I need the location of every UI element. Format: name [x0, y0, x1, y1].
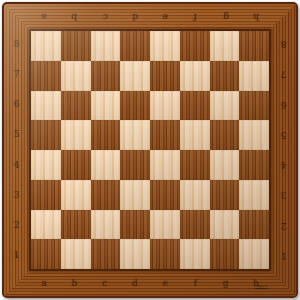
- square-g3[interactable]: [210, 180, 240, 210]
- file-label-bottom-b: b: [59, 271, 89, 296]
- square-g2[interactable]: [210, 210, 240, 240]
- square-d3[interactable]: [120, 180, 150, 210]
- square-b5[interactable]: [61, 120, 91, 150]
- square-h7[interactable]: [239, 61, 269, 91]
- square-g1[interactable]: [210, 239, 240, 269]
- square-h5[interactable]: [239, 120, 269, 150]
- square-g8[interactable]: [210, 31, 240, 61]
- rank-label-right-7: 7: [271, 59, 296, 89]
- rank-label-right-1: 1: [271, 241, 296, 271]
- square-b8[interactable]: [61, 31, 91, 61]
- square-h8[interactable]: [239, 31, 269, 61]
- square-a8[interactable]: [31, 31, 61, 61]
- square-f6[interactable]: [180, 91, 210, 121]
- file-labels-top: abcdefgh: [29, 4, 271, 29]
- file-labels-bottom: abcdefgh: [29, 271, 271, 296]
- square-e5[interactable]: [150, 120, 180, 150]
- square-b2[interactable]: [61, 210, 91, 240]
- square-f3[interactable]: [180, 180, 210, 210]
- square-e7[interactable]: [150, 61, 180, 91]
- square-d1[interactable]: [120, 239, 150, 269]
- square-g4[interactable]: [210, 150, 240, 180]
- square-f2[interactable]: [180, 210, 210, 240]
- rank-label-left-1: 1: [4, 241, 29, 271]
- square-d8[interactable]: [120, 31, 150, 61]
- file-label-top-c: c: [90, 4, 120, 29]
- rank-label-left-2: 2: [4, 211, 29, 241]
- square-a6[interactable]: [31, 91, 61, 121]
- rank-label-right-2: 2: [271, 211, 296, 241]
- file-label-bottom-a: a: [29, 271, 59, 296]
- square-a5[interactable]: [31, 120, 61, 150]
- square-e1[interactable]: [150, 239, 180, 269]
- square-g7[interactable]: [210, 61, 240, 91]
- chess-board: abcdefgh abcdefgh 87654321 87654321 cayr…: [2, 2, 298, 298]
- square-e4[interactable]: [150, 150, 180, 180]
- square-g5[interactable]: [210, 120, 240, 150]
- rank-label-left-7: 7: [4, 59, 29, 89]
- rank-label-left-8: 8: [4, 29, 29, 59]
- square-c8[interactable]: [91, 31, 121, 61]
- square-f1[interactable]: [180, 239, 210, 269]
- photo-background: abcdefgh abcdefgh 87654321 87654321 cayr…: [0, 0, 300, 300]
- file-label-top-d: d: [120, 4, 150, 29]
- file-label-bottom-e: e: [150, 271, 180, 296]
- square-f8[interactable]: [180, 31, 210, 61]
- rank-labels-left: 87654321: [4, 29, 29, 271]
- square-c2[interactable]: [91, 210, 121, 240]
- rank-label-left-5: 5: [4, 120, 29, 150]
- square-a1[interactable]: [31, 239, 61, 269]
- square-c4[interactable]: [91, 150, 121, 180]
- file-label-top-h: h: [241, 4, 271, 29]
- square-a4[interactable]: [31, 150, 61, 180]
- square-e2[interactable]: [150, 210, 180, 240]
- square-e3[interactable]: [150, 180, 180, 210]
- square-b6[interactable]: [61, 91, 91, 121]
- square-h3[interactable]: [239, 180, 269, 210]
- file-label-bottom-g: g: [211, 271, 241, 296]
- square-c1[interactable]: [91, 239, 121, 269]
- board-frame: abcdefgh abcdefgh 87654321 87654321 cayr…: [4, 4, 296, 296]
- square-e6[interactable]: [150, 91, 180, 121]
- rank-labels-right: 87654321: [271, 29, 296, 271]
- square-c5[interactable]: [91, 120, 121, 150]
- square-h6[interactable]: [239, 91, 269, 121]
- rank-label-right-8: 8: [271, 29, 296, 59]
- file-label-top-b: b: [59, 4, 89, 29]
- file-label-bottom-d: d: [120, 271, 150, 296]
- square-b7[interactable]: [61, 61, 91, 91]
- square-c7[interactable]: [91, 61, 121, 91]
- square-d6[interactable]: [120, 91, 150, 121]
- square-e8[interactable]: [150, 31, 180, 61]
- square-a2[interactable]: [31, 210, 61, 240]
- file-label-bottom-f: f: [180, 271, 210, 296]
- square-f5[interactable]: [180, 120, 210, 150]
- file-label-top-f: f: [180, 4, 210, 29]
- rank-label-right-5: 5: [271, 120, 296, 150]
- file-label-bottom-c: c: [90, 271, 120, 296]
- file-label-top-g: g: [211, 4, 241, 29]
- square-f7[interactable]: [180, 61, 210, 91]
- rank-label-left-3: 3: [4, 180, 29, 210]
- square-d2[interactable]: [120, 210, 150, 240]
- square-c3[interactable]: [91, 180, 121, 210]
- square-d5[interactable]: [120, 120, 150, 150]
- square-b3[interactable]: [61, 180, 91, 210]
- square-d4[interactable]: [120, 150, 150, 180]
- square-f4[interactable]: [180, 150, 210, 180]
- square-h1[interactable]: [239, 239, 269, 269]
- rank-label-left-4: 4: [4, 150, 29, 180]
- square-g6[interactable]: [210, 91, 240, 121]
- maker-logo: cayro: [255, 283, 268, 289]
- board-squares-grid: [29, 29, 271, 271]
- square-a7[interactable]: [31, 61, 61, 91]
- rank-label-right-3: 3: [271, 180, 296, 210]
- square-b4[interactable]: [61, 150, 91, 180]
- square-h4[interactable]: [239, 150, 269, 180]
- rank-label-right-4: 4: [271, 150, 296, 180]
- rank-label-left-6: 6: [4, 90, 29, 120]
- square-h2[interactable]: [239, 210, 269, 240]
- square-a3[interactable]: [31, 180, 61, 210]
- file-label-top-a: a: [29, 4, 59, 29]
- square-b1[interactable]: [61, 239, 91, 269]
- rank-label-right-6: 6: [271, 90, 296, 120]
- square-c6[interactable]: [91, 91, 121, 121]
- square-d7[interactable]: [120, 61, 150, 91]
- file-label-top-e: e: [150, 4, 180, 29]
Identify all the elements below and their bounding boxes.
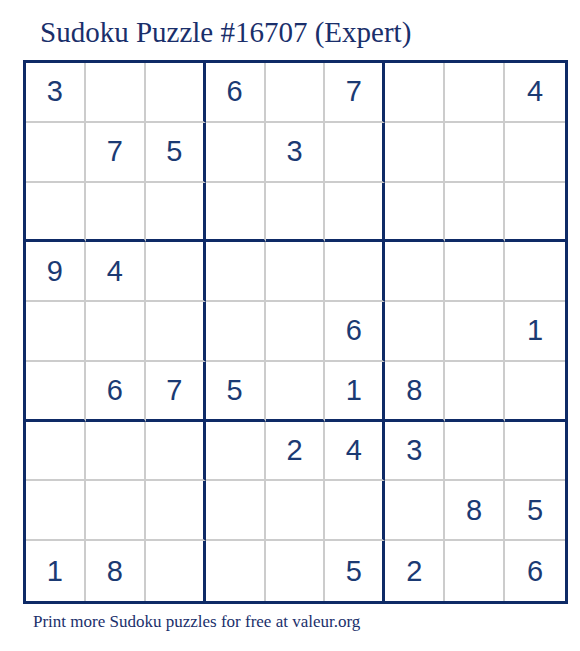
cell-r7c8-empty [445,422,505,482]
cell-r7c6-given-4: 4 [325,422,385,482]
cell-r7c1-empty [26,422,86,482]
cell-r9c6-given-5: 5 [325,541,385,601]
cell-r1c8-empty [445,63,505,123]
sudoku-board: 36747539461675182438518526 [23,60,568,604]
cell-r3c1-empty [26,183,86,243]
cell-r6c4-given-5: 5 [206,362,266,422]
cell-r5c4-empty [206,302,266,362]
cell-r7c2-empty [86,422,146,482]
cell-r8c1-empty [26,481,86,541]
cell-r9c5-empty [266,541,326,601]
cell-r1c4-given-6: 6 [206,63,266,123]
cell-r5c2-empty [86,302,146,362]
cell-r6c8-empty [445,362,505,422]
cell-r2c5-given-3: 3 [266,123,326,183]
cell-r4c3-empty [146,242,206,302]
cell-r1c2-empty [86,63,146,123]
cell-r8c9-given-5: 5 [505,481,565,541]
cell-r9c3-empty [146,541,206,601]
cell-r2c4-empty [206,123,266,183]
cell-r5c3-empty [146,302,206,362]
cell-r3c9-empty [505,183,565,243]
cell-r2c8-empty [445,123,505,183]
cell-r7c9-empty [505,422,565,482]
cell-r1c5-empty [266,63,326,123]
cell-r9c8-empty [445,541,505,601]
cell-r6c7-given-8: 8 [385,362,445,422]
cell-r3c7-empty [385,183,445,243]
cell-r5c7-empty [385,302,445,362]
cell-r7c7-given-3: 3 [385,422,445,482]
cell-r8c6-empty [325,481,385,541]
cell-r7c5-given-2: 2 [266,422,326,482]
cell-r4c6-empty [325,242,385,302]
cell-r8c4-empty [206,481,266,541]
cell-r2c3-given-5: 5 [146,123,206,183]
cell-r4c5-empty [266,242,326,302]
cell-r3c2-empty [86,183,146,243]
cell-r1c7-empty [385,63,445,123]
cell-r3c6-empty [325,183,385,243]
cell-r6c2-given-6: 6 [86,362,146,422]
cell-r8c8-given-8: 8 [445,481,505,541]
cell-r5c6-given-6: 6 [325,302,385,362]
cell-r9c9-given-6: 6 [505,541,565,601]
cell-r3c8-empty [445,183,505,243]
cell-r2c6-empty [325,123,385,183]
cell-r7c3-empty [146,422,206,482]
cell-r9c1-given-1: 1 [26,541,86,601]
cell-r8c3-empty [146,481,206,541]
cell-r9c2-given-8: 8 [86,541,146,601]
footer-text: Print more Sudoku puzzles for free at va… [33,612,360,632]
cell-r8c5-empty [266,481,326,541]
cell-r2c7-empty [385,123,445,183]
cell-r2c2-given-7: 7 [86,123,146,183]
cell-r1c9-given-4: 4 [505,63,565,123]
cell-r8c7-empty [385,481,445,541]
cell-r1c6-given-7: 7 [325,63,385,123]
cell-r4c1-given-9: 9 [26,242,86,302]
cell-r9c4-empty [206,541,266,601]
cell-r3c5-empty [266,183,326,243]
cell-r9c7-given-2: 2 [385,541,445,601]
cell-r7c4-empty [206,422,266,482]
cell-r6c5-empty [266,362,326,422]
cell-r4c4-empty [206,242,266,302]
cell-r5c1-empty [26,302,86,362]
cell-r2c9-empty [505,123,565,183]
cell-r3c3-empty [146,183,206,243]
cell-r4c8-empty [445,242,505,302]
cell-r6c9-empty [505,362,565,422]
cell-r6c6-given-1: 1 [325,362,385,422]
cell-r5c5-empty [266,302,326,362]
cell-r4c9-empty [505,242,565,302]
cell-r6c3-given-7: 7 [146,362,206,422]
cell-r5c8-empty [445,302,505,362]
cell-r4c7-empty [385,242,445,302]
puzzle-title: Sudoku Puzzle #16707 (Expert) [40,17,411,49]
cell-r4c2-given-4: 4 [86,242,146,302]
cell-r8c2-empty [86,481,146,541]
cell-r2c1-empty [26,123,86,183]
cell-r1c3-empty [146,63,206,123]
cell-r5c9-given-1: 1 [505,302,565,362]
cell-r1c1-given-3: 3 [26,63,86,123]
sudoku-page: Sudoku Puzzle #16707 (Expert) 3674753946… [0,0,580,651]
cell-r3c4-empty [206,183,266,243]
cell-r6c1-empty [26,362,86,422]
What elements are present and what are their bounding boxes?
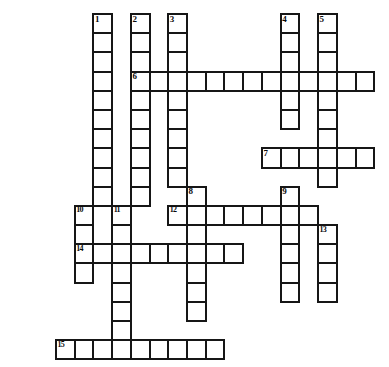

# # # #

Stated problem: Give the lines between the one containing "- square-g3[interactable]: [210, 180, 240, 210]" and the one containing "- square-b5[interactable]: [61, 120, 91, 150]", both included, as a numbered list with blank lines omitted.

Right answer:
1. - square-g3[interactable]: [210, 180, 240, 210]
2. - file-label-bottom-b: b: [59, 271, 89, 296]
3. - square-g2[interactable]: [210, 210, 240, 240]
4. - square-d3[interactable]: [120, 180, 150, 210]
5. - square-b5[interactable]: [61, 120, 91, 150]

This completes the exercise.